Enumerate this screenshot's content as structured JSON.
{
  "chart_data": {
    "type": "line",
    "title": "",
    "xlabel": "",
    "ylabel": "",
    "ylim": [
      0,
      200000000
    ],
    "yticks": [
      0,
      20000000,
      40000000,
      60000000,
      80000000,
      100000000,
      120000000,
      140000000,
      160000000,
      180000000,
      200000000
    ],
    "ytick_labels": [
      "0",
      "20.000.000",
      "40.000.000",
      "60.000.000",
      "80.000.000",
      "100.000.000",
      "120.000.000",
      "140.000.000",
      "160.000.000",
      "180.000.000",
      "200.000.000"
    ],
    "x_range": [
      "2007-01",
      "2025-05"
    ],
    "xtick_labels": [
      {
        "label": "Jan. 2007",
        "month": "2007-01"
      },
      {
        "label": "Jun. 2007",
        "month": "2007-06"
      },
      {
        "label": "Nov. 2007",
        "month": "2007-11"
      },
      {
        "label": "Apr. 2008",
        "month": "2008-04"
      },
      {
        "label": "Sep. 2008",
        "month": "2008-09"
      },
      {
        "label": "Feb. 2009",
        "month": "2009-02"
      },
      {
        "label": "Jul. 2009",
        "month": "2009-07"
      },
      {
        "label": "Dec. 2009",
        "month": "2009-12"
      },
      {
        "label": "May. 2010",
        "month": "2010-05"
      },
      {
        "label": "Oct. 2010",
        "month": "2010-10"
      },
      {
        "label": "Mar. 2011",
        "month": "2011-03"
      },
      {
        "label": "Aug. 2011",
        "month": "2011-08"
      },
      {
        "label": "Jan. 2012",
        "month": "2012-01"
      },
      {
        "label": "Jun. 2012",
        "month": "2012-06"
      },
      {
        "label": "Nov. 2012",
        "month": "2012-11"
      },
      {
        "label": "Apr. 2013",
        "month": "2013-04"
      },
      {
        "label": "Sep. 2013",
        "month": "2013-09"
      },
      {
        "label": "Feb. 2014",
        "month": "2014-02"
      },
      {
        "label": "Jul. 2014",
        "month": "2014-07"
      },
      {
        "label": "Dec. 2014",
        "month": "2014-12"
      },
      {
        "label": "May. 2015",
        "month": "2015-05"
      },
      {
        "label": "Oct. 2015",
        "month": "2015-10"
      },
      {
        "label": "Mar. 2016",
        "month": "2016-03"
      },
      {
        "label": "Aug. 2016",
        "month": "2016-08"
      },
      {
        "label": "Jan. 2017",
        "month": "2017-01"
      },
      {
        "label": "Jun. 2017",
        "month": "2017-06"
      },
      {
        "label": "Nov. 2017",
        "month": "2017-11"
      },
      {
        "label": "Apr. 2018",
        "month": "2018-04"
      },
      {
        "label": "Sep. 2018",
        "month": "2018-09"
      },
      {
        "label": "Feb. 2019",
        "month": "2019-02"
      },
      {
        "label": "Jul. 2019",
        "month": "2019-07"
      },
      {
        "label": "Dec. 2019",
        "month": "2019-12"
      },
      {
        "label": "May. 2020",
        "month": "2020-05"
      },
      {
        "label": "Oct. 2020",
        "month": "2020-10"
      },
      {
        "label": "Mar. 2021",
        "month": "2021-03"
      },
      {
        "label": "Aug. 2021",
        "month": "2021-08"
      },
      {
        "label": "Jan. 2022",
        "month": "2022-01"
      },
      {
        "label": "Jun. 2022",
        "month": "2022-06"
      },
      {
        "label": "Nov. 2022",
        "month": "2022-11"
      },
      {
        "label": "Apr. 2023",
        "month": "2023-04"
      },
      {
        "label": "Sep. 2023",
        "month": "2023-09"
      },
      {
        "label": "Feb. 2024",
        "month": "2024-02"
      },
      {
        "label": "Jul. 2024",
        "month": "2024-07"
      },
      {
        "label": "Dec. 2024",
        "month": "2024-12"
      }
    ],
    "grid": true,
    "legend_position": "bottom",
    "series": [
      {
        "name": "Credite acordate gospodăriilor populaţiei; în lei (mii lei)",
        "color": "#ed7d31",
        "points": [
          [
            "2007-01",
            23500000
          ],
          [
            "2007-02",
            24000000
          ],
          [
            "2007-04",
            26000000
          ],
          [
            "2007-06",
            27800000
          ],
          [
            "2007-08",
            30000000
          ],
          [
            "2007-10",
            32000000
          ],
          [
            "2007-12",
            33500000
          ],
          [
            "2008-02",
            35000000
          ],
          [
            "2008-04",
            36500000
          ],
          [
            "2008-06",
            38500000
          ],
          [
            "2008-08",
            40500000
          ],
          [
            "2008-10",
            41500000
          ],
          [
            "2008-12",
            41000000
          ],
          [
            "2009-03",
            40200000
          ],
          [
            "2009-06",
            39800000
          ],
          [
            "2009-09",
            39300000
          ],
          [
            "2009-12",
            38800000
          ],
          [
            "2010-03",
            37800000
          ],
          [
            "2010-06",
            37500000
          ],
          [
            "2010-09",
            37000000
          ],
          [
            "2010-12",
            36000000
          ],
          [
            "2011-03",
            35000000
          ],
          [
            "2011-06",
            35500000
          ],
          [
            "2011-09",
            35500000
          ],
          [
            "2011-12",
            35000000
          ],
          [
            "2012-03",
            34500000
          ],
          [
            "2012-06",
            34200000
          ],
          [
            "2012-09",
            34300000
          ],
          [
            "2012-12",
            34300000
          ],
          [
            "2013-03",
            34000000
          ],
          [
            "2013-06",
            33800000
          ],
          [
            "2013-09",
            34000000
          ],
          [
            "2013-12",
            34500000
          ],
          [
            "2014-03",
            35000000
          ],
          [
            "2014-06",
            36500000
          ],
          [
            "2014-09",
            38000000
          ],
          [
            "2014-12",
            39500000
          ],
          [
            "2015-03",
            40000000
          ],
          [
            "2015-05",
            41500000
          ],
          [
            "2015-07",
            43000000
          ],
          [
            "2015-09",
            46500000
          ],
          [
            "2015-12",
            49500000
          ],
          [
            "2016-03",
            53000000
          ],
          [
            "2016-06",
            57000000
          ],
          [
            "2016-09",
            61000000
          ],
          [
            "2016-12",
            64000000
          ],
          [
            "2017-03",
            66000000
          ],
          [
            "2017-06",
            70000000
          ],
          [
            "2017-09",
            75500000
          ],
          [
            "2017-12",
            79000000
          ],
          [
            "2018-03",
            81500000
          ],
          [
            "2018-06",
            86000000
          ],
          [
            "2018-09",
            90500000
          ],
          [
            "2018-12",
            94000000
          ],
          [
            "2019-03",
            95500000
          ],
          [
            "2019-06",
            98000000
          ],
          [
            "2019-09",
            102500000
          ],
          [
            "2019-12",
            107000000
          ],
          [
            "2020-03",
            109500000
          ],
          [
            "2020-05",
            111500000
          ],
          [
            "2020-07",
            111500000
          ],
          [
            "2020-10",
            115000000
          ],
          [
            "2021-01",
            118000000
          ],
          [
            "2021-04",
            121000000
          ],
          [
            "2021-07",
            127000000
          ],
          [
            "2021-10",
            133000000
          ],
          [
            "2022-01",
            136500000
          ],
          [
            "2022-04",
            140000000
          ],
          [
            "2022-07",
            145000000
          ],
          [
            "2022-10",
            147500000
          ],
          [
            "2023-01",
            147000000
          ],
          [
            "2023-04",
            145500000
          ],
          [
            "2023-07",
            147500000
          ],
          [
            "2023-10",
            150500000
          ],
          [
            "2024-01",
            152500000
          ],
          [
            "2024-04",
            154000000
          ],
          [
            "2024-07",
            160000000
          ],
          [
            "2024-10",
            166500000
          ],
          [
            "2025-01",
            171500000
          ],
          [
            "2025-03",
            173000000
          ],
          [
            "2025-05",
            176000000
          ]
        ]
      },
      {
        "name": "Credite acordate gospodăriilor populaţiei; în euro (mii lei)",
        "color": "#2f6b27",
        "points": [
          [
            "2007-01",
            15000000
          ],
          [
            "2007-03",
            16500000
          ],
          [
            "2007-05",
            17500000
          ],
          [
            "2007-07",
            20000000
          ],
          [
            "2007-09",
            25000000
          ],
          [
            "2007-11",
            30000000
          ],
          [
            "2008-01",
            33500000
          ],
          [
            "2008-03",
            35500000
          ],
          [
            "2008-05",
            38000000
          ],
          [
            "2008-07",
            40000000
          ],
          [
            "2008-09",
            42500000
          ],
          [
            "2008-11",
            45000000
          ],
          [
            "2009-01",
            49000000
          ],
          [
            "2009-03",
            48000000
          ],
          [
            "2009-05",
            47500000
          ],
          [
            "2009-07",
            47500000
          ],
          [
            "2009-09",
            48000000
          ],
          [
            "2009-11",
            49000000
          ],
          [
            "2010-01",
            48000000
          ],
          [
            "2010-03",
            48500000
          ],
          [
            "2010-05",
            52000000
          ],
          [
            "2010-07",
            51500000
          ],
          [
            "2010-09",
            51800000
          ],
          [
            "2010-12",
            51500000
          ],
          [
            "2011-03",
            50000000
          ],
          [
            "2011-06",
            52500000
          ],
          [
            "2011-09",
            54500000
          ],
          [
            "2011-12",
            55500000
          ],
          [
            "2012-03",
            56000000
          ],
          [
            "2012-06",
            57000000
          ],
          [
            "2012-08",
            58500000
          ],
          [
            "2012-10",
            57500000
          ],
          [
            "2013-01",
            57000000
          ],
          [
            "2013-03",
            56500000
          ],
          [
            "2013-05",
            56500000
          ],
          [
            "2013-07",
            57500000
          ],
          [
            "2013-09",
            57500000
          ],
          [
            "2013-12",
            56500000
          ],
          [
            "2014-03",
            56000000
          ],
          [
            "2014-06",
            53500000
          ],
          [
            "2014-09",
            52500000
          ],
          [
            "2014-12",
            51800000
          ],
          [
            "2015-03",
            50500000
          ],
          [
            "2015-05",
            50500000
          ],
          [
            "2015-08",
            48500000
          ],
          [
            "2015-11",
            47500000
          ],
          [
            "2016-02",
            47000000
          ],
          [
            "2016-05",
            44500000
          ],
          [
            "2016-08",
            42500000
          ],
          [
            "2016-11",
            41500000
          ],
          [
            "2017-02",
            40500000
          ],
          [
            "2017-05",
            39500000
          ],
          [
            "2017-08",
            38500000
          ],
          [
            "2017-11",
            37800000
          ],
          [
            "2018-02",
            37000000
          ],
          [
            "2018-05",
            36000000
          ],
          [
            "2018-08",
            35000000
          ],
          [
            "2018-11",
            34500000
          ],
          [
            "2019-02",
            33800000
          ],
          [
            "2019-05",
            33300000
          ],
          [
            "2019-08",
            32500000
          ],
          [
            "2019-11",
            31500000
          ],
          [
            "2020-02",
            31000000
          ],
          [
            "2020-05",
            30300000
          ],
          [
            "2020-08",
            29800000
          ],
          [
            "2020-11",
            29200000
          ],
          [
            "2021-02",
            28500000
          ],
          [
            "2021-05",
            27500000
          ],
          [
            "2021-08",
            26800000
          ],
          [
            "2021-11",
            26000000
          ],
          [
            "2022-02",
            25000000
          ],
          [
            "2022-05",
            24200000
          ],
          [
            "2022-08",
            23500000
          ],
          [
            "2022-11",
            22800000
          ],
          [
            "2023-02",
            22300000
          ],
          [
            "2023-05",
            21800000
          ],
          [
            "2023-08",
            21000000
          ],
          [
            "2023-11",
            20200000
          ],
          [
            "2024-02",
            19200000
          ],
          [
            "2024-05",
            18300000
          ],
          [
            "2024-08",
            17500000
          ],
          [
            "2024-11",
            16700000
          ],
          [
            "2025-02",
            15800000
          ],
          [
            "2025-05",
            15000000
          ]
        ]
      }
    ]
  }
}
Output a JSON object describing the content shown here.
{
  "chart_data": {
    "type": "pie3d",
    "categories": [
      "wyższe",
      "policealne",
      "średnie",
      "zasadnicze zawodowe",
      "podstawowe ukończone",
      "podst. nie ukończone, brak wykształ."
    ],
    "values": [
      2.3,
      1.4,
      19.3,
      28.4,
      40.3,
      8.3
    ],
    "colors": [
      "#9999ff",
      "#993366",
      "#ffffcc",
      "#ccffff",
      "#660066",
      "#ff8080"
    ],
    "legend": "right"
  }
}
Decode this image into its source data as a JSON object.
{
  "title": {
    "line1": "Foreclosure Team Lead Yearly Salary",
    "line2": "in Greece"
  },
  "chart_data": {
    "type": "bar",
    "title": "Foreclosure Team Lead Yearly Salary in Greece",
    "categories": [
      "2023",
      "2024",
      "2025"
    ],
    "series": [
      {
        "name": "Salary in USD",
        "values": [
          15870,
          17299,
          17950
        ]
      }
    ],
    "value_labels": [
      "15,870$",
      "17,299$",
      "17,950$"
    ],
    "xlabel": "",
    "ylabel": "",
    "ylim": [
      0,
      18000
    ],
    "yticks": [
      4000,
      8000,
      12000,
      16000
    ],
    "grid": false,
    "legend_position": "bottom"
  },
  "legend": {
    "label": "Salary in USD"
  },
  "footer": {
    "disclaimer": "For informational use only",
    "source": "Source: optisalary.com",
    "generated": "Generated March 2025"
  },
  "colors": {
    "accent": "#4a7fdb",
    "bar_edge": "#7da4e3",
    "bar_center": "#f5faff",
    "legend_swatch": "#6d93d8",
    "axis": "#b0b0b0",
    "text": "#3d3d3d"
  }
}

*What you will do*: Give the lines from the one containing "Decode this image" through the end of the entries again, exactly as written and with no other lines.

*The response*:
Decode this image into its source data as a JSON object.
{
  "title": {
    "line1": "Foreclosure Team Lead Yearly Salary",
    "line2": "in Greece"
  },
  "chart_data": {
    "type": "bar",
    "title": "Foreclosure Team Lead Yearly Salary in Greece",
    "categories": [
      "2023",
      "2024",
      "2025"
    ],
    "series": [
      {
        "name": "Salary in USD",
        "values": [
          15870,
          17299,
          17950
        ]
      }
    ],
    "value_labels": [
      "15,870$",
      "17,299$",
      "17,950$"
    ],
    "xlabel": "",
    "ylabel": "",
    "ylim": [
      0,
      18000
    ],
    "yticks": [
      4000,
      8000,
      12000,
      16000
    ],
    "grid": false,
    "legend_position": "bottom"
  },
  "legend": {
    "label": "Salary in USD"
  },
  "footer": {
    "disclaimer": "For informational use only",
    "source": "Source: optisalary.com",
    "generated": "Generated March 2025"
  },
  "colors": {
    "accent": "#4a7fdb",
    "bar_edge": "#7da4e3",
    "bar_center": "#f5faff",
    "legend_swatch": "#6d93d8",
    "axis": "#b0b0b0",
    "text": "#3d3d3d"
  }
}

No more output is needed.